▶ **Task material**:
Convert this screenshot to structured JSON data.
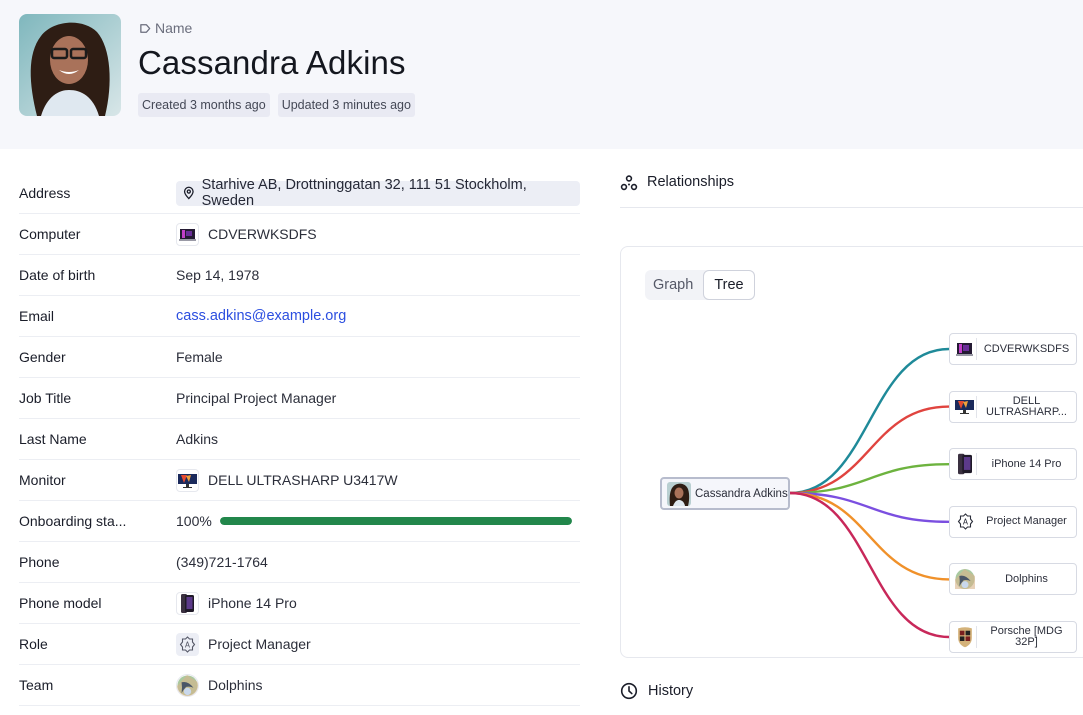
{
  "header": {
    "name_label": "Name",
    "title": "Cassandra Adkins",
    "badges": {
      "created": "Created 3 months ago",
      "updated": "Updated 3 minutes ago"
    },
    "avatar_icon": "person-photo"
  },
  "fields": [
    {
      "label": "Address",
      "value": "Starhive AB, Drottninggatan 32, 111 51 Stockholm, Sweden",
      "icon": "map-pin-icon"
    },
    {
      "label": "Computer",
      "value": "CDVERWKSDFS",
      "icon": "laptop-thumbnail"
    },
    {
      "label": "Date of birth",
      "value": "Sep 14, 1978"
    },
    {
      "label": "Email",
      "value": "cass.adkins@example.org"
    },
    {
      "label": "Gender",
      "value": "Female"
    },
    {
      "label": "Job Title",
      "value": "Principal Project Manager"
    },
    {
      "label": "Last Name",
      "value": "Adkins"
    },
    {
      "label": "Monitor",
      "value": "DELL ULTRASHARP U3417W",
      "icon": "monitor-thumbnail"
    },
    {
      "label": "Onboarding sta...",
      "value": "100%",
      "progress": 1.0,
      "color": "#22874b"
    },
    {
      "label": "Phone",
      "value": "(349)721-1764"
    },
    {
      "label": "Phone model",
      "value": "iPhone 14 Pro",
      "icon": "phone-thumbnail"
    },
    {
      "label": "Role",
      "value": "Project Manager",
      "icon": "role-badge-icon"
    },
    {
      "label": "Team",
      "value": "Dolphins",
      "icon": "dolphin-thumbnail"
    }
  ],
  "relationships": {
    "title": "Relationships",
    "icon": "relationships-icon",
    "tabs": [
      {
        "label": "Graph",
        "active": false
      },
      {
        "label": "Tree",
        "active": true
      }
    ],
    "root": {
      "label": "Cassandra Adkins"
    },
    "nodes": [
      {
        "label": "CDVERWKSDFS",
        "color": "#1f8a99",
        "icon": "laptop-thumbnail"
      },
      {
        "label": "DELL ULTRASHARP...",
        "color": "#e0443f",
        "icon": "monitor-thumbnail"
      },
      {
        "label": "iPhone 14 Pro",
        "color": "#6db33f",
        "icon": "phone-thumbnail"
      },
      {
        "label": "Project Manager",
        "color": "#7b4fe0",
        "icon": "role-badge-icon"
      },
      {
        "label": "Dolphins",
        "color": "#f0912a",
        "icon": "dolphin-thumbnail"
      },
      {
        "label": "Porsche [MDG 32P]",
        "color": "#c8285a",
        "icon": "porsche-crest-thumbnail"
      }
    ]
  },
  "history": {
    "title": "History",
    "icon": "clock-icon"
  }
}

▶ **What you are asked to do**:
Copy out every line of the listing that includes the string "ULTRASHARP".

▶ **Task answer**:
      "value": "DELL ULTRASHARP U3417W",
        "label": "DELL ULTRASHARP...",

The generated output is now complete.